----- Material provided

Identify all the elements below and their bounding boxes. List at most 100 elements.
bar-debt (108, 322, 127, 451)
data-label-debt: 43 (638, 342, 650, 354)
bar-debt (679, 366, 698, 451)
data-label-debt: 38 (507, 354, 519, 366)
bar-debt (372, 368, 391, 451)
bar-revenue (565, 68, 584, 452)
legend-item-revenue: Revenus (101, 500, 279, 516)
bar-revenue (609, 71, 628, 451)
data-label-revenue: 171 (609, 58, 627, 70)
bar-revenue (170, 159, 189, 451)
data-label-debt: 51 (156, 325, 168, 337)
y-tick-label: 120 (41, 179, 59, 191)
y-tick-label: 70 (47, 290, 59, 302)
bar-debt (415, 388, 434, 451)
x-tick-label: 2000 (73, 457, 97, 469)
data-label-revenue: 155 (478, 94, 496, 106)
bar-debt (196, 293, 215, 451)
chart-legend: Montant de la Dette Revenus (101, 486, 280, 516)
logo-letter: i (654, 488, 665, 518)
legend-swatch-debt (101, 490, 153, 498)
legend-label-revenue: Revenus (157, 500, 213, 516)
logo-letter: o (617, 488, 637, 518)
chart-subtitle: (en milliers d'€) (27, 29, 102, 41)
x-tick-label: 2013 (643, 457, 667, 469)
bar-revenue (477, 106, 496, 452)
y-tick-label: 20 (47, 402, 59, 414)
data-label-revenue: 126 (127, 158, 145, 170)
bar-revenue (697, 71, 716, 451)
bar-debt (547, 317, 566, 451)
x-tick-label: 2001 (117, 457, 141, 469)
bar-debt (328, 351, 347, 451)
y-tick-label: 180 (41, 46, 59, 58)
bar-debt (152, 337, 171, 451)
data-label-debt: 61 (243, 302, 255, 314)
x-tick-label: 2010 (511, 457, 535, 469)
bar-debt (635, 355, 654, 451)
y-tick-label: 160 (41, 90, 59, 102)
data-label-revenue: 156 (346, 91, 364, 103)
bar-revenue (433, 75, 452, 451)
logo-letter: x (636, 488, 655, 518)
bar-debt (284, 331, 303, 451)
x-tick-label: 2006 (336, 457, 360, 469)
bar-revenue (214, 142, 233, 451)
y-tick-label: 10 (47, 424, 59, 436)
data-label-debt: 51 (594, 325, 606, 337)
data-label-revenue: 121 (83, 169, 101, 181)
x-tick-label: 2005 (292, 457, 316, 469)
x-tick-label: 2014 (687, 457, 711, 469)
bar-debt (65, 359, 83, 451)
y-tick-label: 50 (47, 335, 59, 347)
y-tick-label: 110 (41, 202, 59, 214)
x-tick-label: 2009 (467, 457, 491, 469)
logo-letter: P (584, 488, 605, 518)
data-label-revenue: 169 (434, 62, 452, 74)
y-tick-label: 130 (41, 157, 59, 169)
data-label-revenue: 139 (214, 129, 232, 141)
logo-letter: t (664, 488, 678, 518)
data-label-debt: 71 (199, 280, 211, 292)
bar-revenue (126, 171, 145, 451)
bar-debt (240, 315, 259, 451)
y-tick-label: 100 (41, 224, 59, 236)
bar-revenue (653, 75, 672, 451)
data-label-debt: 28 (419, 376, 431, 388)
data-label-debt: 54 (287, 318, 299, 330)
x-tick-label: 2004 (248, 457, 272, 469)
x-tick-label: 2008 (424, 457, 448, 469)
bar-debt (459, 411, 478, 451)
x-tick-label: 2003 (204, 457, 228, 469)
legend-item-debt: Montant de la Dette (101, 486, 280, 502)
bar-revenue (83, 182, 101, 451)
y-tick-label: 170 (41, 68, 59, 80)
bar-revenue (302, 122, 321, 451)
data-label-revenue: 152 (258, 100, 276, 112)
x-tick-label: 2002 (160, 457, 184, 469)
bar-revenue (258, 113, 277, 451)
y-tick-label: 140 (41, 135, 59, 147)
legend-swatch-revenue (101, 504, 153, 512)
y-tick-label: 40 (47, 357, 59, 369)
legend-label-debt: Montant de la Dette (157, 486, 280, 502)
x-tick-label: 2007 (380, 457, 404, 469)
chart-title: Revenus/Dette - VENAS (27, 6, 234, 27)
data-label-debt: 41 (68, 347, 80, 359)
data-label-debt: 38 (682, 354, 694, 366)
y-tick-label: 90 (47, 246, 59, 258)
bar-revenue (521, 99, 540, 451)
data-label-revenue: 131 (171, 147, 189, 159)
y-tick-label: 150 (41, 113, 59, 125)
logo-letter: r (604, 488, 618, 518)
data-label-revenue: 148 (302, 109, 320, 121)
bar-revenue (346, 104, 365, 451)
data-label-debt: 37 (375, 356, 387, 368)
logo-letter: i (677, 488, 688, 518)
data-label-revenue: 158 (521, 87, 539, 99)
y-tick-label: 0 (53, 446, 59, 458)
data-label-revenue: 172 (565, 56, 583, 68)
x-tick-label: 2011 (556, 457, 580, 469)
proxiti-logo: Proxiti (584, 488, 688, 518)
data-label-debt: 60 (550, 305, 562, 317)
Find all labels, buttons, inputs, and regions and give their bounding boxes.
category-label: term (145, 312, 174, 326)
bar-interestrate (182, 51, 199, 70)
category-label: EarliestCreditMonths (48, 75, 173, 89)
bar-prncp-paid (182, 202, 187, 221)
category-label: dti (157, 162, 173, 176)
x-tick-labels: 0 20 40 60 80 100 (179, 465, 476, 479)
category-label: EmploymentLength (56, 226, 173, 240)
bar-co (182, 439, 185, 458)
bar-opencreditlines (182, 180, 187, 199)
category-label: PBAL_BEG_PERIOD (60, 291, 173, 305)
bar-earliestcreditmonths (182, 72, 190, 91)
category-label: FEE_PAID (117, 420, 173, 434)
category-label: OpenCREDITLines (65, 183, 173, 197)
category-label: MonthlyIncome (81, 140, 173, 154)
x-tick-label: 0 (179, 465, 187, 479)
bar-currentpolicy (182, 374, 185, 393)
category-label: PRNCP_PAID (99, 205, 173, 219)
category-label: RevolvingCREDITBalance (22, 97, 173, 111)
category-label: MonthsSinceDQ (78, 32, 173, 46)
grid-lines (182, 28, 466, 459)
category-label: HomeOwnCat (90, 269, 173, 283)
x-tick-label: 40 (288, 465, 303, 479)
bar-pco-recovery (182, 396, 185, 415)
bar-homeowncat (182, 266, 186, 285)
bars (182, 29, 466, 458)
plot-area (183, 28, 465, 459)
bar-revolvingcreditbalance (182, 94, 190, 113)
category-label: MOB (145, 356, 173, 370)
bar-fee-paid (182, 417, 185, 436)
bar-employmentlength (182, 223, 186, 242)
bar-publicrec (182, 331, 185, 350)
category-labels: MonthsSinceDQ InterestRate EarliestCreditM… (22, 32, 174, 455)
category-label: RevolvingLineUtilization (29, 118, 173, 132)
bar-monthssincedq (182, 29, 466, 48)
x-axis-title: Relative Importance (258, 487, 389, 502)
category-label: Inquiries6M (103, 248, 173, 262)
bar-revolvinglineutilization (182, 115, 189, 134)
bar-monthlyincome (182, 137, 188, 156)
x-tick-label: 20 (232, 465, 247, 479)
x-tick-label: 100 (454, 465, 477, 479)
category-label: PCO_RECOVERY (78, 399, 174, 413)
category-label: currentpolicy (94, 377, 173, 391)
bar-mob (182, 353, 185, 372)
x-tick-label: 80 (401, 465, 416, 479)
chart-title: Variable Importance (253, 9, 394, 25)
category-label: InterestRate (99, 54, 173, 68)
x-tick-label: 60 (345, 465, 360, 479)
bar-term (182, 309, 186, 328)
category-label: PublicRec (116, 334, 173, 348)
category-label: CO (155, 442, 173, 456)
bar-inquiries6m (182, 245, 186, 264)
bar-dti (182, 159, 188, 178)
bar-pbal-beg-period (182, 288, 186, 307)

----------

Copy every one of the lines above, keeping each one unchanged.

Identify all the elements below and their bounding boxes. List at most 100 elements.
bar-debt (108, 322, 127, 451)
data-label-debt: 43 (638, 342, 650, 354)
bar-debt (679, 366, 698, 451)
data-label-debt: 38 (507, 354, 519, 366)
bar-debt (372, 368, 391, 451)
bar-revenue (565, 68, 584, 452)
legend-item-revenue: Revenus (101, 500, 279, 516)
bar-revenue (609, 71, 628, 451)
data-label-revenue: 171 (609, 58, 627, 70)
bar-revenue (170, 159, 189, 451)
data-label-debt: 51 (156, 325, 168, 337)
y-tick-label: 120 (41, 179, 59, 191)
y-tick-label: 70 (47, 290, 59, 302)
bar-debt (415, 388, 434, 451)
x-tick-label: 2000 (73, 457, 97, 469)
data-label-revenue: 155 (478, 94, 496, 106)
bar-debt (196, 293, 215, 451)
chart-legend: Montant de la Dette Revenus (101, 486, 280, 516)
logo-letter: i (654, 488, 665, 518)
legend-swatch-debt (101, 490, 153, 498)
legend-label-revenue: Revenus (157, 500, 213, 516)
logo-letter: o (617, 488, 637, 518)
chart-subtitle: (en milliers d'€) (27, 29, 102, 41)
x-tick-label: 2013 (643, 457, 667, 469)
bar-revenue (477, 106, 496, 452)
y-tick-label: 20 (47, 402, 59, 414)
data-label-revenue: 126 (127, 158, 145, 170)
bar-revenue (697, 71, 716, 451)
bar-debt (547, 317, 566, 451)
x-tick-label: 2001 (117, 457, 141, 469)
bar-debt (328, 351, 347, 451)
y-tick-label: 180 (41, 46, 59, 58)
bar-debt (152, 337, 171, 451)
data-label-debt: 61 (243, 302, 255, 314)
x-tick-label: 2010 (511, 457, 535, 469)
bar-debt (635, 355, 654, 451)
y-tick-label: 160 (41, 90, 59, 102)
data-label-revenue: 156 (346, 91, 364, 103)
bar-revenue (433, 75, 452, 451)
logo-letter: x (636, 488, 655, 518)
bar-debt (284, 331, 303, 451)
x-tick-label: 2006 (336, 457, 360, 469)
bar-revenue (214, 142, 233, 451)
y-tick-label: 10 (47, 424, 59, 436)
data-label-debt: 51 (594, 325, 606, 337)
data-label-revenue: 121 (83, 169, 101, 181)
x-tick-label: 2005 (292, 457, 316, 469)
x-tick-label: 2014 (687, 457, 711, 469)
bar-debt (65, 359, 83, 451)
y-tick-label: 50 (47, 335, 59, 347)
y-tick-label: 110 (41, 202, 59, 214)
x-tick-label: 2009 (467, 457, 491, 469)
logo-letter: P (584, 488, 605, 518)
data-label-revenue: 169 (434, 62, 452, 74)
y-tick-label: 130 (41, 157, 59, 169)
data-label-revenue: 139 (214, 129, 232, 141)
logo-letter: t (664, 488, 678, 518)
data-label-debt: 71 (199, 280, 211, 292)
bar-revenue (126, 171, 145, 451)
bar-debt (240, 315, 259, 451)
y-tick-label: 100 (41, 224, 59, 236)
bar-revenue (653, 75, 672, 451)
data-label-debt: 28 (419, 376, 431, 388)
data-label-debt: 54 (287, 318, 299, 330)
x-tick-label: 2004 (248, 457, 272, 469)
x-tick-label: 2008 (424, 457, 448, 469)
bar-debt (459, 411, 478, 451)
x-tick-label: 2003 (204, 457, 228, 469)
legend-item-debt: Montant de la Dette (101, 486, 280, 502)
bar-revenue (83, 182, 101, 451)
y-tick-label: 170 (41, 68, 59, 80)
bar-revenue (302, 122, 321, 451)
data-label-revenue: 152 (258, 100, 276, 112)
x-tick-label: 2002 (160, 457, 184, 469)
bar-revenue (258, 113, 277, 451)
y-tick-label: 140 (41, 135, 59, 147)
legend-swatch-revenue (101, 504, 153, 512)
y-tick-label: 40 (47, 357, 59, 369)
legend-label-debt: Montant de la Dette (157, 486, 280, 502)
x-tick-label: 2007 (380, 457, 404, 469)
chart-title: Revenus/Dette - VENAS (27, 6, 234, 27)
data-label-debt: 41 (68, 347, 80, 359)
data-label-debt: 38 (682, 354, 694, 366)
y-tick-label: 90 (47, 246, 59, 258)
bar-revenue (521, 99, 540, 451)
data-label-revenue: 131 (171, 147, 189, 159)
y-tick-label: 150 (41, 113, 59, 125)
logo-letter: r (604, 488, 618, 518)
data-label-revenue: 148 (302, 109, 320, 121)
bar-revenue (346, 104, 365, 451)
data-label-debt: 37 (375, 356, 387, 368)
logo-letter: i (677, 488, 688, 518)
data-label-revenue: 158 (521, 87, 539, 99)
y-tick-label: 0 (53, 446, 59, 458)
data-label-revenue: 172 (565, 56, 583, 68)
x-tick-label: 2011 (556, 457, 580, 469)
proxiti-logo: Proxiti (584, 488, 688, 518)
data-label-debt: 60 (550, 305, 562, 317)
Find all labels, buttons, inputs, and regions and give their bounding boxes.
category-label: term (145, 312, 174, 326)
bar-interestrate (182, 51, 199, 70)
category-label: EarliestCreditMonths (48, 75, 173, 89)
bar-prncp-paid (182, 202, 187, 221)
category-label: dti (157, 162, 173, 176)
x-tick-labels: 0 20 40 60 80 100 (179, 465, 476, 479)
category-label: EmploymentLength (56, 226, 173, 240)
bar-co (182, 439, 185, 458)
bar-opencreditlines (182, 180, 187, 199)
category-label: PBAL_BEG_PERIOD (60, 291, 173, 305)
bar-earliestcreditmonths (182, 72, 190, 91)
category-label: FEE_PAID (117, 420, 173, 434)
category-label: OpenCREDITLines (65, 183, 173, 197)
category-label: MonthlyIncome (81, 140, 173, 154)
x-tick-label: 0 (179, 465, 187, 479)
bar-currentpolicy (182, 374, 185, 393)
category-label: PRNCP_PAID (99, 205, 173, 219)
category-label: RevolvingCREDITBalance (22, 97, 173, 111)
category-label: MonthsSinceDQ (78, 32, 173, 46)
grid-lines (182, 28, 466, 459)
category-label: HomeOwnCat (90, 269, 173, 283)
x-tick-label: 40 (288, 465, 303, 479)
bar-pco-recovery (182, 396, 185, 415)
bar-homeowncat (182, 266, 186, 285)
bars (182, 29, 466, 458)
plot-area (183, 28, 465, 459)
bar-revolvingcreditbalance (182, 94, 190, 113)
category-label: MOB (145, 356, 173, 370)
bar-fee-paid (182, 417, 185, 436)
bar-employmentlength (182, 223, 186, 242)
bar-publicrec (182, 331, 185, 350)
category-labels: MonthsSinceDQ InterestRate EarliestCreditM… (22, 32, 174, 455)
category-label: RevolvingLineUtilization (29, 118, 173, 132)
bar-monthssincedq (182, 29, 466, 48)
x-axis-title: Relative Importance (258, 487, 389, 502)
category-label: Inquiries6M (103, 248, 173, 262)
bar-revolvinglineutilization (182, 115, 189, 134)
bar-monthlyincome (182, 137, 188, 156)
x-tick-label: 20 (232, 465, 247, 479)
x-tick-label: 100 (454, 465, 477, 479)
category-label: PCO_RECOVERY (78, 399, 174, 413)
category-label: currentpolicy (94, 377, 173, 391)
bar-mob (182, 353, 185, 372)
x-tick-label: 80 (401, 465, 416, 479)
chart-title: Variable Importance (253, 9, 394, 25)
category-label: InterestRate (99, 54, 173, 68)
x-tick-label: 60 (345, 465, 360, 479)
bar-term (182, 309, 186, 328)
category-label: PublicRec (116, 334, 173, 348)
category-label: CO (155, 442, 173, 456)
bar-inquiries6m (182, 245, 186, 264)
bar-dti (182, 159, 188, 178)
bar-pbal-beg-period (182, 288, 186, 307)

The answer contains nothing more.